▶ **Goal**
Report how many lines contain "this", with no other words.

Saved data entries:
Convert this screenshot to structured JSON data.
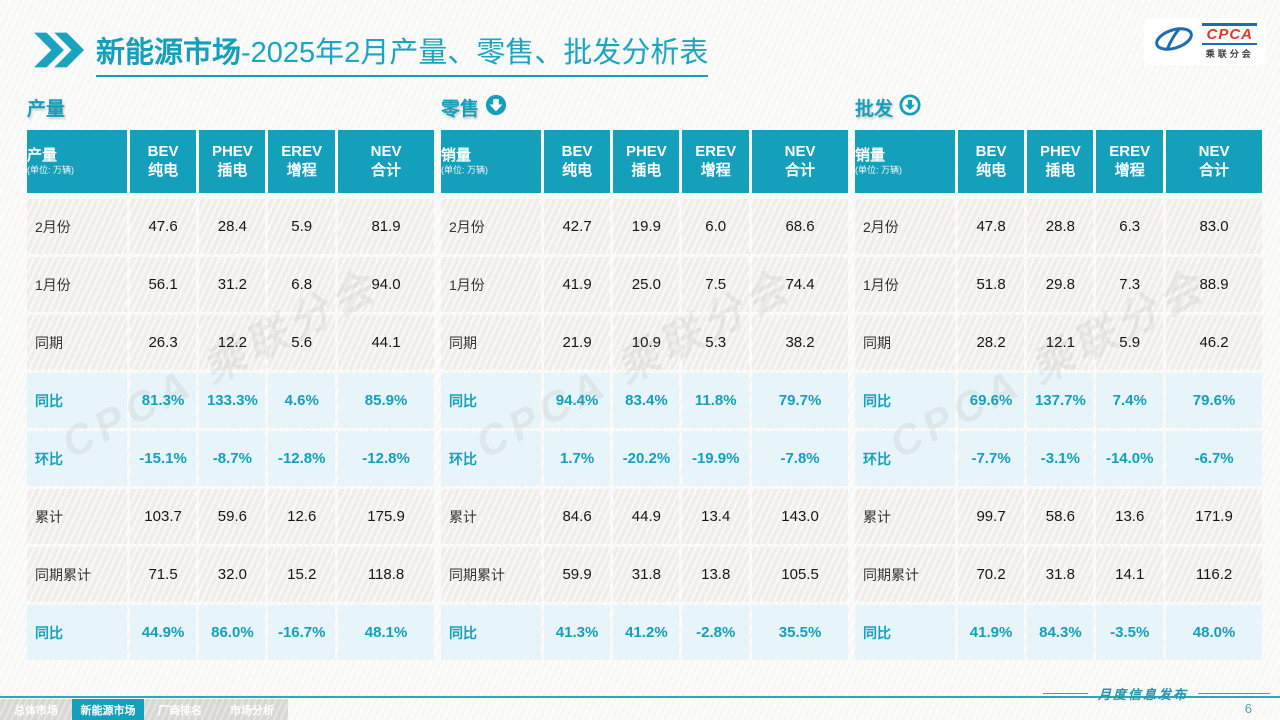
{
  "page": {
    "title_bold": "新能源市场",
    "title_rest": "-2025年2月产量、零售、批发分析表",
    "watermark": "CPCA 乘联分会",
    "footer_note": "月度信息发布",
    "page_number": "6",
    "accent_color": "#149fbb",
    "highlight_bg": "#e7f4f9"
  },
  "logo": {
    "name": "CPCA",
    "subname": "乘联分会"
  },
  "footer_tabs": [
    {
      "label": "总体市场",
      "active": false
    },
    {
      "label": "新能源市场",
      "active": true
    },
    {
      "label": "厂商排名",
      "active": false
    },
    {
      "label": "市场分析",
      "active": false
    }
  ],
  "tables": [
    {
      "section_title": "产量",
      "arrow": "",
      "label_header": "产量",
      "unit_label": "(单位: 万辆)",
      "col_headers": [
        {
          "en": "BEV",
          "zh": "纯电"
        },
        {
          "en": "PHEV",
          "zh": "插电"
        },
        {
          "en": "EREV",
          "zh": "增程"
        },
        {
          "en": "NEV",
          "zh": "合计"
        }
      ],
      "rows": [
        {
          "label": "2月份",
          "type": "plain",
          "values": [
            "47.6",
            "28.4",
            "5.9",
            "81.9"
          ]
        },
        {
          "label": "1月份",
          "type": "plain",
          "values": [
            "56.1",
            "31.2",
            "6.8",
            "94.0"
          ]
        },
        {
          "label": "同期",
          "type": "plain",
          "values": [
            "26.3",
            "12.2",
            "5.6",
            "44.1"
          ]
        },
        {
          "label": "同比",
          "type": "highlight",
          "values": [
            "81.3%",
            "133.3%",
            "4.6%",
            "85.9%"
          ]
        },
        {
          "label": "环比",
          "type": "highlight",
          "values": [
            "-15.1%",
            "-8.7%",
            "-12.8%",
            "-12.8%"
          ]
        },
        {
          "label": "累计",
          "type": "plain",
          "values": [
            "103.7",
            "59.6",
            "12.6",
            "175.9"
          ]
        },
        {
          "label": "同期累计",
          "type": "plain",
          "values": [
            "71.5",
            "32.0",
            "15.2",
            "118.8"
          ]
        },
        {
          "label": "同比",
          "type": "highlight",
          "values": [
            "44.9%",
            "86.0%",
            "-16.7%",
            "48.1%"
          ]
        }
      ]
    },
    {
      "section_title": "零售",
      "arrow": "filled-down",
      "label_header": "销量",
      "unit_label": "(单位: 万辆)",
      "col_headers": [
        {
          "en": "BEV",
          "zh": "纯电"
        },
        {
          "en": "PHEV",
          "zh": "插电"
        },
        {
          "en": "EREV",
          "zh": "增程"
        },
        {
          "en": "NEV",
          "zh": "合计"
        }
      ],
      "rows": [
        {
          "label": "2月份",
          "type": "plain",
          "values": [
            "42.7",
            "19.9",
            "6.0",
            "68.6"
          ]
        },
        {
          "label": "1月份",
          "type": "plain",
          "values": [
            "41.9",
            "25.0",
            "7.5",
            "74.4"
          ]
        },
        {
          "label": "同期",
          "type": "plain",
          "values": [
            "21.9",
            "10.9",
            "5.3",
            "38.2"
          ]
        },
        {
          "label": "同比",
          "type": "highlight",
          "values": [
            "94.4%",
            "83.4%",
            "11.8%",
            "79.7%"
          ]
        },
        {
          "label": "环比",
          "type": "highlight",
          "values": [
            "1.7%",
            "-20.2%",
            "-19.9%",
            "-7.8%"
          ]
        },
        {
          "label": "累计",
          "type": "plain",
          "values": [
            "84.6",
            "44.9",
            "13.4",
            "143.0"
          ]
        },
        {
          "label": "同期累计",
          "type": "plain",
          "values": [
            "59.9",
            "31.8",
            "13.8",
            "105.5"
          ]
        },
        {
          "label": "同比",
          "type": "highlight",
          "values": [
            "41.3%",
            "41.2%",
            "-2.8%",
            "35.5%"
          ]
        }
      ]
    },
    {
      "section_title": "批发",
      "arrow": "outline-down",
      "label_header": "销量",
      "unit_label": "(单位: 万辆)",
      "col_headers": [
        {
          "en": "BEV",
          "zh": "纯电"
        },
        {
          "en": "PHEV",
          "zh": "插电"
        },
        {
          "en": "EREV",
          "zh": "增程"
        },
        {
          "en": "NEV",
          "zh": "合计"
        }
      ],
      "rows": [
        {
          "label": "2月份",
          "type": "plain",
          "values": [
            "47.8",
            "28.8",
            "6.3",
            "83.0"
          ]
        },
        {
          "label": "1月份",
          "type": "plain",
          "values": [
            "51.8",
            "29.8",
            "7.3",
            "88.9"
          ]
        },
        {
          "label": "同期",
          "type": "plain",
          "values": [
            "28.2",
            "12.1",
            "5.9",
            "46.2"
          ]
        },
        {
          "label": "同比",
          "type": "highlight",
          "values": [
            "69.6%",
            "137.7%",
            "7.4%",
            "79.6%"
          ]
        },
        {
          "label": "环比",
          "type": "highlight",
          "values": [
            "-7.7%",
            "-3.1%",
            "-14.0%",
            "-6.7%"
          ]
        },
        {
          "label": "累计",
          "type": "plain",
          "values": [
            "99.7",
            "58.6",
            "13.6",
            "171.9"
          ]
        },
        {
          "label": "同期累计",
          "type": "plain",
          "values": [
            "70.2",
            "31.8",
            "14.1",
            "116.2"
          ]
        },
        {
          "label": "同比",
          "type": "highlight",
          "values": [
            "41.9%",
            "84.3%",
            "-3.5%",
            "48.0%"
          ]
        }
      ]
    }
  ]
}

--

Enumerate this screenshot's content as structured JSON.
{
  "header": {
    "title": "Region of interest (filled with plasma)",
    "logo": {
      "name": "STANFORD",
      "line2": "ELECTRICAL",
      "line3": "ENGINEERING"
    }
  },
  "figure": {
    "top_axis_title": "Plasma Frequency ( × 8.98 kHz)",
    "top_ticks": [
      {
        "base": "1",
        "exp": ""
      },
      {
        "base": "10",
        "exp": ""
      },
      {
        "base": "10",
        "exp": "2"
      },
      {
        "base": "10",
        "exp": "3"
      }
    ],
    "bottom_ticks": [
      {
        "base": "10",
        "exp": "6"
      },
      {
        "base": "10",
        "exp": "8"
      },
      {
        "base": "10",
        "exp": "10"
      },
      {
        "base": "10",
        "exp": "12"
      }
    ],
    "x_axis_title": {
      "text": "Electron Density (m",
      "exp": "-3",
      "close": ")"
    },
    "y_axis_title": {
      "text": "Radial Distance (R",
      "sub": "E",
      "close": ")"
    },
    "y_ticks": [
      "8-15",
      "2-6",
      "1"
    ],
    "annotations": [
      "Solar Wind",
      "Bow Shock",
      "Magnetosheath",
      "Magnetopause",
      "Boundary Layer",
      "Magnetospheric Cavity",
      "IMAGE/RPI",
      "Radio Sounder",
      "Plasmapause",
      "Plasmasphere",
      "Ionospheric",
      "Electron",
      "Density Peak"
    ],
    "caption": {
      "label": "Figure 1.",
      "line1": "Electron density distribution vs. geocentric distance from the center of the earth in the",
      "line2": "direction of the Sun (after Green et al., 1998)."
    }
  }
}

▶ **The completed task**
2